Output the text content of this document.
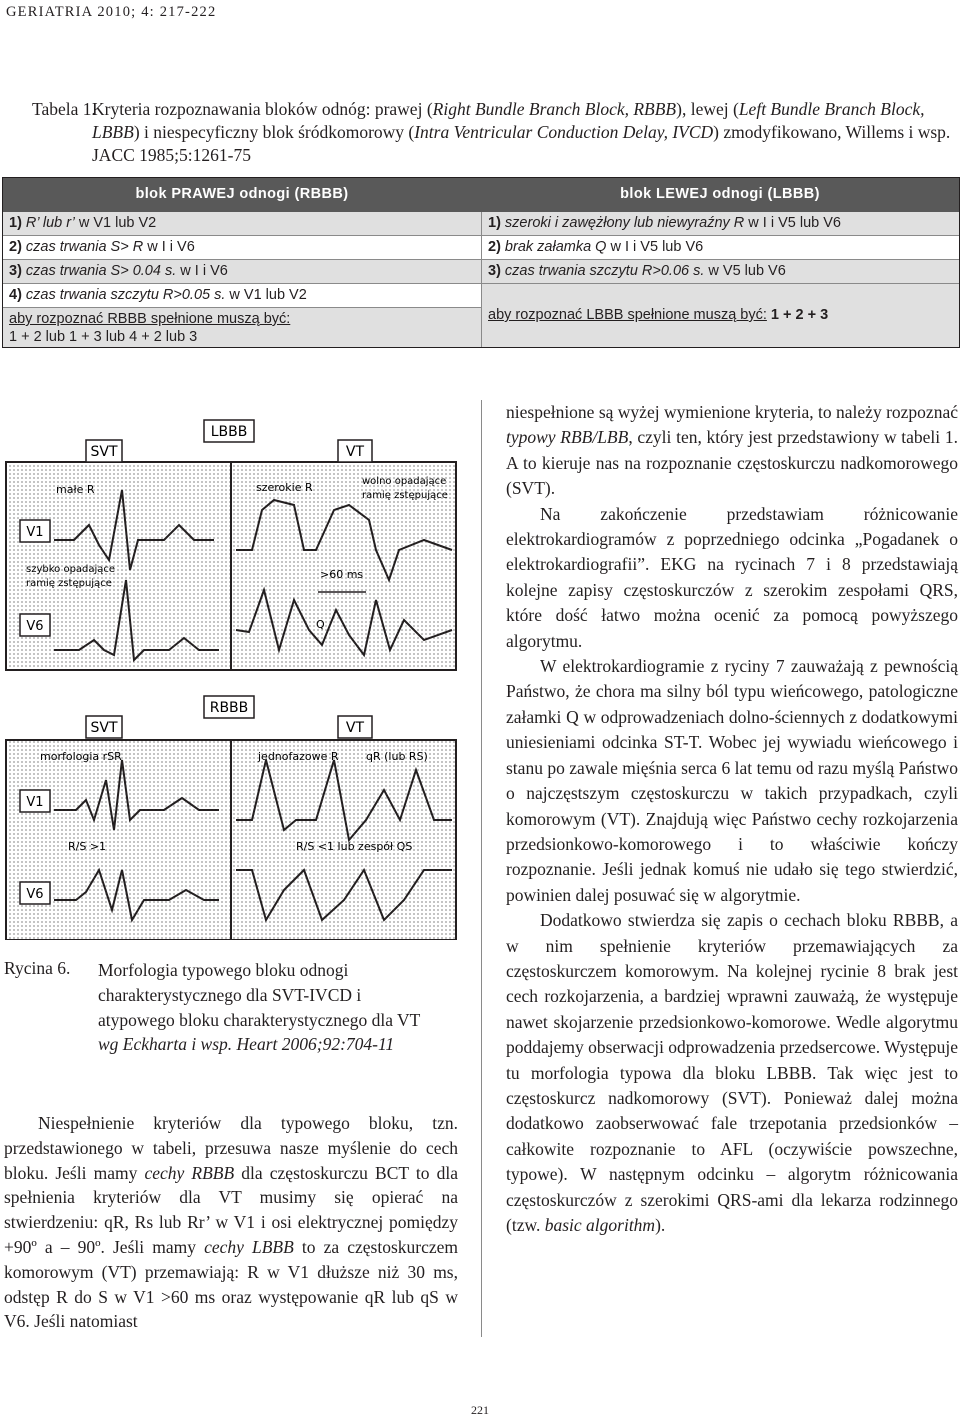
GERIATRIA 2010; 4: 217-222
Tabela 1.
Kryteria rozpoznawania bloków odnóg: prawej (Right Bundle Branch Block, RBBB), lewej (Left Bundle Branch Block, LBBB) i niespecyficzny blok śródkomorowy (Intra Ventricular Conduction Delay, IVCD) zmodyfikowano, Willems i wsp. JACC 1985;5:1261-75
blok PRAWEJ odnogi (RBBB)	blok LEWEJ odnogi (LBBB)
1) R’ lub r’ w V1 lub V2	1) szeroki i zawężłony lub niewyraźny R w I i V5 lub V6
2) czas trwania S> R w I i V6	2) brak załamka Q w I i V5 lub V6
3) czas trwania S> 0.04 s. w I i V6	3) czas trwania szczytu R>0.06 s. w V5 lub V6
4) czas trwania szczytu R>0.05 s. w V1 lub V2
aby rozpoznać RBBB spełnione muszą być:
1 + 2 lub 1 + 3 lub 4 + 2 lub 3
aby rozpoznać LBBB spełnione muszą być: 1 + 2 + 3
SVT
LBBB
VT
V1
V6
małe R
szybko opadające
ramię zstępujące
szerokie R	wolno opadające
ramię zstępujące
>60 ms
Q
SVT
RBBB
VT
V1
V6
morfologia rSR
R/S >1
jednofazowe R qR (lub RS)
R/S <1 lub zespół QS
Rycina 6. Morfologia typowego bloku odnogi charakterystycznego dla SVT-IVCD i atypowego bloku charakterystycznego dla VT wg Eckharta i wsp. Heart 2006;92:704-11

Niespełnienie kryteriów dla typowego bloku, tzn. przedstawionego w tabeli, przesuwa nasze myślenie do cech bloku. Jeśli mamy cechy RBBB dla częstoskurczu BCT to dla spełnienia kryteriów dla VT musimy się opierać na stwierdzeniu: qR, Rs lub Rr’ w V1 i osi elektrycznej pomiędzy +90º a – 90º. Jeśli mamy cechy LBBB to za częstoskurczem komorowym (VT) przemawiają: R w V1 dłuższe niż 30 ms, odstęp R do S w V1 >60 ms oraz występowanie qR lub qS w V6. Jeśli natomiast

niespełnione są wyżej wymienione kryteria, to należy rozpoznać typowy RBB/LBB, czyli ten, który jest przedstawiony w tabeli 1. A to kieruje nas na rozpoznanie częstoskurczu nadkomorowego (SVT).

Na zakończenie przedstawiam różnicowanie elektrokardiogramów z poprzedniego odcinka „Pogadanek o elektrokardiografii”. EKG na rycinach 7 i 8 przedstawiają kolejne zapisy częstoskurczów z szerokim zespołami QRS, które dość łatwo można ocenić za pomocą powyższego algorytmu.

W elektrokardiogramie z ryciny 7 zauważają z pewnością Państwo, że chora ma silny ból typu wieńcowego, patologiczne załamki Q w odprowadzeniach dolno-ściennych z dodatkowymi uniesieniami odcinka ST-T. Wobec jej wywiadu wieńcowego i stanu po zawale mięśnia serca 6 lat temu od razu myślą Państwo o najczęstszym częstoskurczu w takich przypadkach, czyli komorowym (VT). Znajdują więc Państwo cechy rozkojarzenia przedsionkowo-komorowego i to właściwie kończy rozpoznanie. Jeśli jednak komuś nie udało się tego stwierdzić, powinien dalej posuwać się w algorytmie.

Dodatkowo stwierdza się zapis o cechach bloku RBBB, a w nim spełnienie kryteriów przemawiających za częstoskurczem komorowym. Na kolejnej rycinie 8 brak jest cech rozkojarzenia, a bardziej wprawni zauważą, że występuje nawet skojarzenie przedsionkowo-komorowe. Wedle algorytmu poddajemy obserwacji odprowadzenia przedsercowe. Występuje tu morfologia typowa dla bloku LBBB. Tak więc jest to częstoskurcz nadkomorowy (SVT). Ponieważ dalej można dodatkowo zaobserwować fale trzepotania przedsionków – całkowite rozpoznanie to AFL (oczywiście powszechne, typowe). W następnym odcinku – algorytm różnicowania częstoskurczów z szerokimi QRS-ami dla lekarza rodzinnego (tzw. basic algorithm).

221
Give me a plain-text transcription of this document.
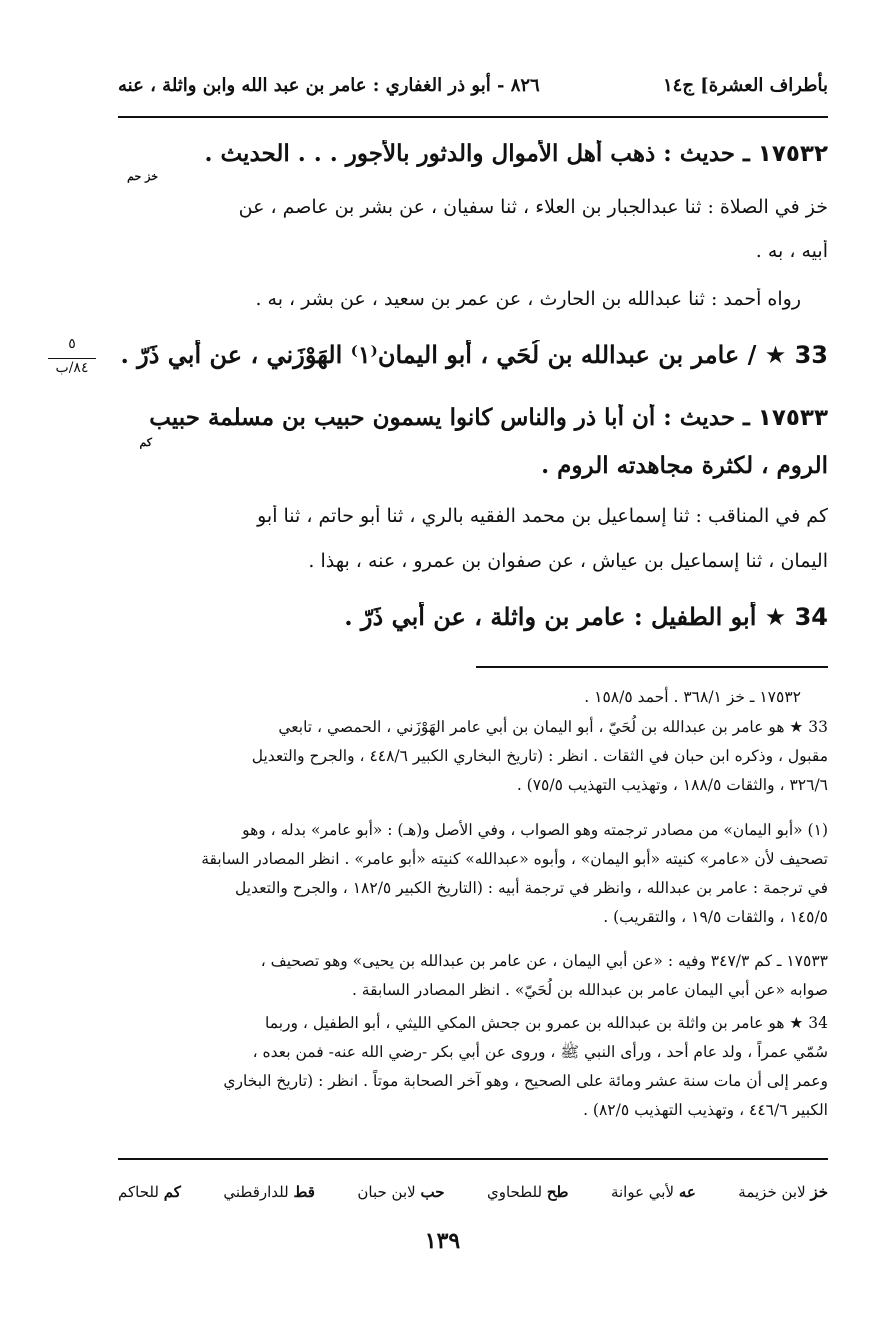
بأطراف العشرة] ج١٤
٨٢٦ - أبو ذر الغفاري : عامر بن عبد الله وابن واثلة ، عنه
١٧٥٣٢ ـ حديث : ذهب أهل الأموال والدثور بالأجور . . . الحديث .
خز حم
خز في الصلاة : ثنا عبدالجبار بن العلاء ، ثنا سفيان ، عن بشر بن عاصم ، عن
أبيه ، به .
رواه أحمد : ثنا عبدالله بن الحارث ، عن عمر بن سعيد ، عن بشر ، به .
33 ★ / عامر بن عبدالله بن لُحَي ، أبو اليمان⁽١⁾ الهَوْزَني ، عن أبي ذَرّ .
٥
٨٤/ب
١٧٥٣٣ ـ حديث : أن أبا ذر والناس كانوا يسمون حبيب بن مسلمة حبيب
كم
الروم ، لكثرة مجاهدته الروم .
كم في المناقب : ثنا إسماعيل بن محمد الفقيه بالري ، ثنا أبو حاتم ، ثنا أبو
اليمان ، ثنا إسماعيل بن عياش ، عن صفوان بن عمرو ، عنه ، بهذا .
34 ★ أبو الطفيل : عامر بن واثلة ، عن أبي ذَرّ .
١٧٥٣٢ ـ خز ٣٦٨/١ . أحمد ١٥٨/٥ .
33 ★ هو عامر بن عبدالله بن لُحَيّ ، أبو اليمان بن أبي عامر الهَوْزَني ، الحمصي ، تابعي
مقبول ، وذكره ابن حبان في الثقات . انظر : (تاريخ البخاري الكبير ٤٤٨/٦ ، والجرح والتعديل
٣٢٦/٦ ، والثقات ١٨٨/٥ ، وتهذيب التهذيب ٧٥/٥) .
(١) «أبو اليمان» من مصادر ترجمته وهو الصواب ، وفي الأصل و(هـ) : «أبو عامر» بدله ، وهو
تصحيف لأن «عامر» كنيته «أبو اليمان» ، وأبوه «عبدالله» كنيته «أبو عامر» . انظر المصادر السابقة
في ترجمة : عامر بن عبدالله ، وانظر في ترجمة أبيه : (التاريخ الكبير ١٨٢/٥ ، والجرح والتعديل
١٤٥/٥ ، والثقات ١٩/٥ ، والتقريب) .
١٧٥٣٣ ـ كم ٣٤٧/٣ وفيه : «عن أبي اليمان ، عن عامر بن عبدالله بن يحيى» وهو تصحيف ،
صوابه «عن أبي اليمان عامر بن عبدالله بن لُحَيّ» . انظر المصادر السابقة .
34 ★ هو عامر بن واثلة بن عبدالله بن عمرو بن جحش المكي الليثي ، أبو الطفيل ، وربما
سُمّي عمراً ، ولد عام أحد ، ورأى النبي ﷺ ، وروى عن أبي بكر -رضي الله عنه- فمن بعده ،
وعمر إلى أن مات سنة عشر ومائة على الصحيح ، وهو آخر الصحابة موتاً . انظر : (تاريخ البخاري
الكبير ٤٤٦/٦ ، وتهذيب التهذيب ٨٢/٥) .
خز لابن خزيمة
عه لأبي عوانة
طح للطحاوي
حب لابن حبان
قط للدارقطني
كم للحاكم
١٣٩
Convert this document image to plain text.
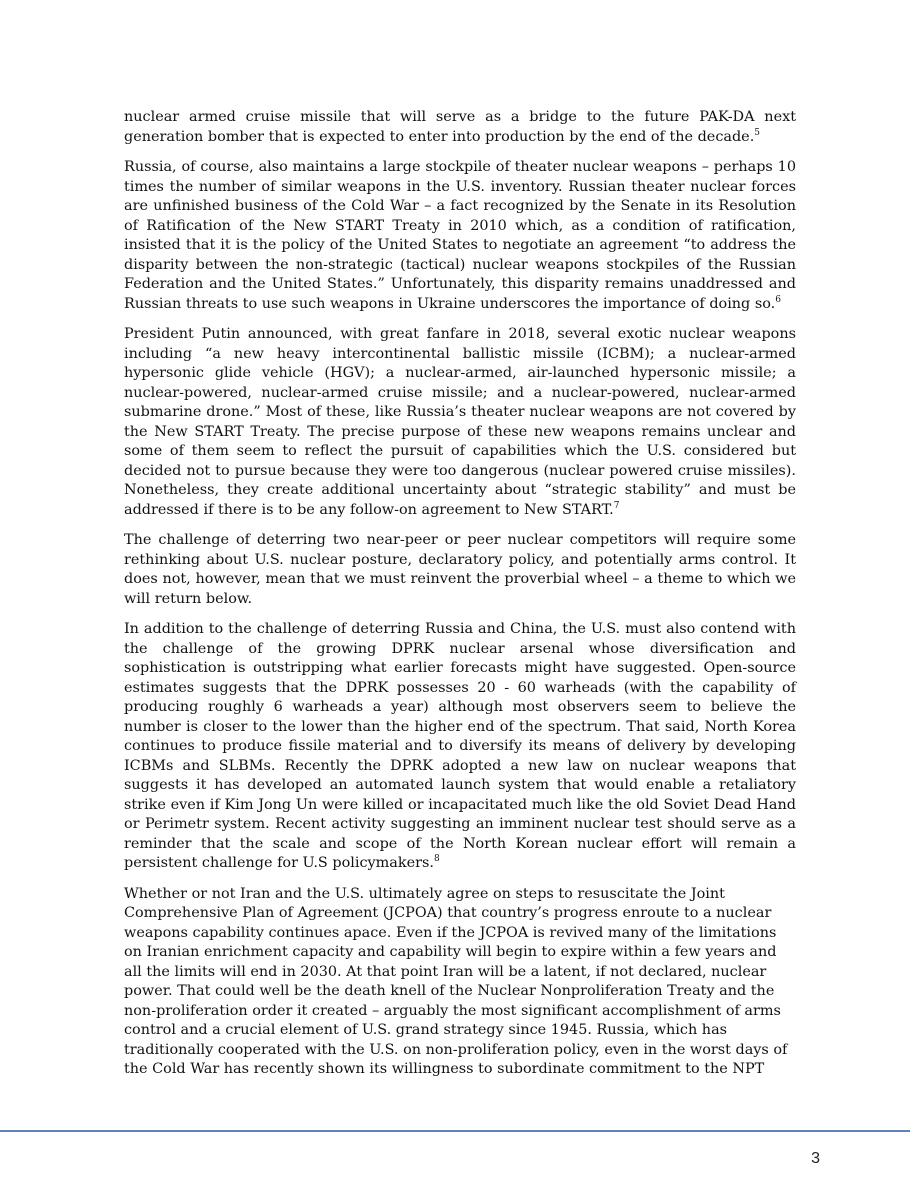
nuclear armed cruise missile that will serve as a bridge to the future PAK-DA next generation bomber that is expected to enter into production by the end of the decade.$^5$

Russia, of course, also maintains a large stockpile of theater nuclear weapons – perhaps 10 times the number of similar weapons in the U.S. inventory. Russian theater nuclear forces are unfinished business of the Cold War – a fact recognized by the Senate in its Resolution of Ratification of the New START Treaty in 2010 which, as a condition of ratification, insisted that it is the policy of the United States to negotiate an agreement “to address the disparity between the non-strategic (tactical) nuclear weapons stockpiles of the Russian Federation and the United States.” Unfortunately, this disparity remains unaddressed and Russian threats to use such weapons in Ukraine underscores the importance of doing so.$^6$

President Putin announced, with great fanfare in 2018, several exotic nuclear weapons including “a new heavy intercontinental ballistic missile (ICBM); a nuclear-armed hypersonic glide vehicle (HGV); a nuclear-armed, air-launched hypersonic missile; a nuclear-powered, nuclear-armed cruise missile; and a nuclear-powered, nuclear-armed submarine drone.” Most of these, like Russia’s theater nuclear weapons are not covered by the New START Treaty. The precise purpose of these new weapons remains unclear and some of them seem to reflect the pursuit of capabilities which the U.S. considered but decided not to pursue because they were too dangerous (nuclear powered cruise missiles). Nonetheless, they create additional uncertainty about “strategic stability” and must be addressed if there is to be any follow-on agreement to New START.$^7$

The challenge of deterring two near-peer or peer nuclear competitors will require some rethinking about U.S. nuclear posture, declaratory policy, and potentially arms control. It does not, however, mean that we must reinvent the proverbial wheel – a theme to which we will return below.

In addition to the challenge of deterring Russia and China, the U.S. must also contend with the challenge of the growing DPRK nuclear arsenal whose diversification and sophistication is outstripping what earlier forecasts might have suggested. Open-source estimates suggests that the DPRK possesses 20 - 60 warheads (with the capability of producing roughly 6 warheads a year) although most observers seem to believe the number is closer to the lower than the higher end of the spectrum. That said, North Korea continues to produce fissile material and to diversify its means of delivery by developing ICBMs and SLBMs. Recently the DPRK adopted a new law on nuclear weapons that suggests it has developed an automated launch system that would enable a retaliatory strike even if Kim Jong Un were killed or incapacitated much like the old Soviet Dead Hand or Perimetr system. Recent activity suggesting an imminent nuclear test should serve as a reminder that the scale and scope of the North Korean nuclear effort will remain a persistent challenge for U.S policymakers.$^8$

Whether or not Iran and the U.S. ultimately agree on steps to resuscitate the Joint Comprehensive Plan of Agreement (JCPOA) that country’s progress enroute to a nuclear weapons capability continues apace. Even if the JCPOA is revived many of the limitations on Iranian enrichment capacity and capability will begin to expire within a few years and all the limits will end in 2030. At that point Iran will be a latent, if not declared, nuclear power. That could well be the death knell of the Nuclear Nonproliferation Treaty and the non-proliferation order it created – arguably the most significant accomplishment of arms control and a crucial element of U.S. grand strategy since 1945. Russia, which has traditionally cooperated with the U.S. on non-proliferation policy, even in the worst days of the Cold War has recently shown its willingness to subordinate commitment to the NPT

3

■ **What the task requires**
Go through the listing above and return every line where the word "tabeli" occurs.

■ **Correct answer**
Niespełnienie kryteriów dla typowego bloku, tzn. przedstawionego w tabeli, przesuwa nasze myślenie do cech bloku. Jeśli mamy cechy RBBB dla częstoskurczu BCT to dla spełnienia kryteriów dla VT musimy się opierać na stwierdzeniu: qR, Rs lub Rr’ w V1 i osi elektrycznej pomiędzy +90º a – 90º. Jeśli mamy cechy LBBB to za częstoskurczem komorowym (VT) przemawiają: R w V1 dłuższe niż 30 ms, odstęp R do S w V1 >60 ms oraz występowanie qR lub qS w V6. Jeśli natomiast
niespełnione są wyżej wymienione kryteria, to należy rozpoznać typowy RBB/LBB, czyli ten, który jest przedstawiony w tabeli 1. A to kieruje nas na rozpoznanie częstoskurczu nadkomorowego (SVT).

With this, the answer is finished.